• What the exercise asks:
Each line below should be retyped exactly, with no pictures.

• Input for this task:

════════

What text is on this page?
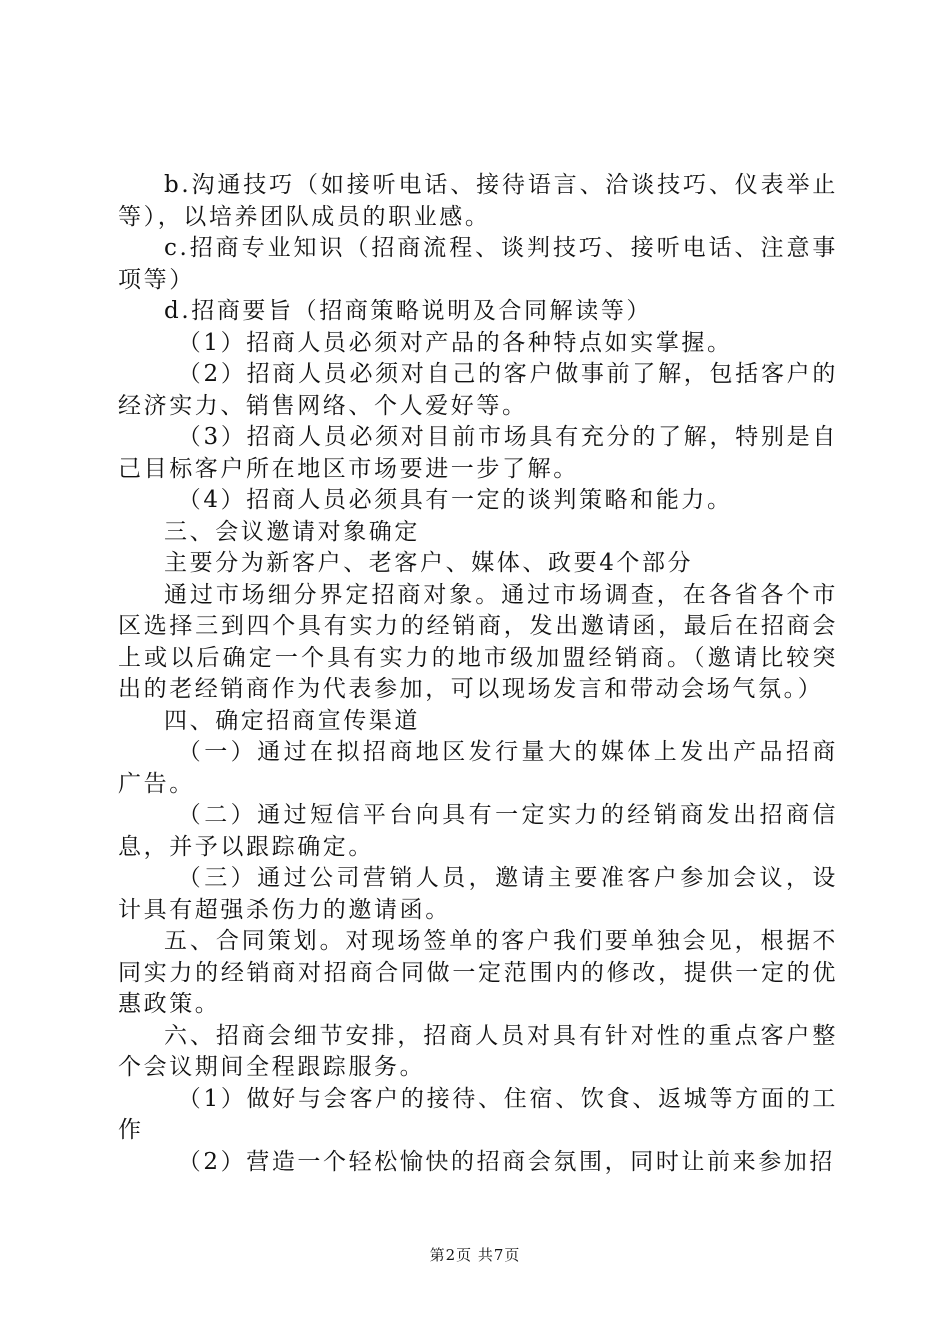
b.沟通技巧（如接听电话、接待语言、洽谈技巧、仪表举止等），以培养团队成员的职业感。

c.招商专业知识（招商流程、谈判技巧、接听电话、注意事项等）

d.招商要旨（招商策略说明及合同解读等）

（1）招商人员必须对产品的各种特点如实掌握。

（2）招商人员必须对自己的客户做事前了解，包括客户的经济实力、销售网络、个人爱好等。

（3）招商人员必须对目前市场具有充分的了解，特别是自己目标客户所在地区市场要进一步了解。

（4）招商人员必须具有一定的谈判策略和能力。

三、会议邀请对象确定

主要分为新客户、老客户、媒体、政要4个部分

通过市场细分界定招商对象。通过市场调查，在各省各个市区选择三到四个具有实力的经销商，发出邀请函，最后在招商会上或以后确定一个具有实力的地市级加盟经销商。（邀请比较突出的老经销商作为代表参加，可以现场发言和带动会场气氛。）

四、确定招商宣传渠道

（一）通过在拟招商地区发行量大的媒体上发出产品招商广告。

（二）通过短信平台向具有一定实力的经销商发出招商信息，并予以跟踪确定。

（三）通过公司营销人员，邀请主要准客户参加会议，设计具有超强杀伤力的邀请函。

五、合同策划。对现场签单的客户我们要单独会见，根据不同实力的经销商对招商合同做一定范围内的修改，提供一定的优惠政策。

六、招商会细节安排，招商人员对具有针对性的重点客户整个会议期间全程跟踪服务。

（1）做好与会客户的接待、住宿、饮食、返城等方面的工作

（2）营造一个轻松愉快的招商会氛围，同时让前来参加招

第2页 共7页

════════

• Task output:
What text is on this page?
b.沟通技巧（如接听电话、接待语言、洽谈技巧、仪表举止等），以培养团队成员的职业感。

c.招商专业知识（招商流程、谈判技巧、接听电话、注意事项等）

d.招商要旨（招商策略说明及合同解读等）

（1）招商人员必须对产品的各种特点如实掌握。

（2）招商人员必须对自己的客户做事前了解，包括客户的经济实力、销售网络、个人爱好等。

（3）招商人员必须对目前市场具有充分的了解，特别是自己目标客户所在地区市场要进一步了解。

（4）招商人员必须具有一定的谈判策略和能力。

三、会议邀请对象确定

主要分为新客户、老客户、媒体、政要4个部分

通过市场细分界定招商对象。通过市场调查，在各省各个市区选择三到四个具有实力的经销商，发出邀请函，最后在招商会上或以后确定一个具有实力的地市级加盟经销商。（邀请比较突出的老经销商作为代表参加，可以现场发言和带动会场气氛。）

四、确定招商宣传渠道

（一）通过在拟招商地区发行量大的媒体上发出产品招商广告。

（二）通过短信平台向具有一定实力的经销商发出招商信息，并予以跟踪确定。

（三）通过公司营销人员，邀请主要准客户参加会议，设计具有超强杀伤力的邀请函。

五、合同策划。对现场签单的客户我们要单独会见，根据不同实力的经销商对招商合同做一定范围内的修改，提供一定的优惠政策。

六、招商会细节安排，招商人员对具有针对性的重点客户整个会议期间全程跟踪服务。

（1）做好与会客户的接待、住宿、饮食、返城等方面的工作

（2）营造一个轻松愉快的招商会氛围，同时让前来参加招

第2页 共7页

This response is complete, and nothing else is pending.